Given instruction: Extract the listing in its entirety, keeping each line identical to the original.

Task data:

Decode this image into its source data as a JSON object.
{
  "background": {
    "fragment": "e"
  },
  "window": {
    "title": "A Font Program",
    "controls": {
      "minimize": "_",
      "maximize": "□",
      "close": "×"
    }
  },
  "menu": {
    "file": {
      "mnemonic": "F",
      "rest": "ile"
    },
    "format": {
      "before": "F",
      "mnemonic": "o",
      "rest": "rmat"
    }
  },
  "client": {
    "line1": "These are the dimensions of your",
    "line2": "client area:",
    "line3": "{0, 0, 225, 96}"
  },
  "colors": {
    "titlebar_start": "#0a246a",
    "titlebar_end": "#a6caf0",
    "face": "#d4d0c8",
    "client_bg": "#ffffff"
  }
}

Worked answer:
Decode this image into its source data as a JSON object.
{
  "background": {
    "fragment": "e"
  },
  "window": {
    "title": "A Font Program",
    "controls": {
      "minimize": "_",
      "maximize": "□",
      "close": "×"
    }
  },
  "menu": {
    "file": {
      "mnemonic": "F",
      "rest": "ile"
    },
    "format": {
      "before": "F",
      "mnemonic": "o",
      "rest": "rmat"
    }
  },
  "client": {
    "line1": "These are the dimensions of your",
    "line2": "client area:",
    "line3": "{0, 0, 225, 96}"
  },
  "colors": {
    "titlebar_start": "#0a246a",
    "titlebar_end": "#a6caf0",
    "face": "#d4d0c8",
    "client_bg": "#ffffff"
  }
}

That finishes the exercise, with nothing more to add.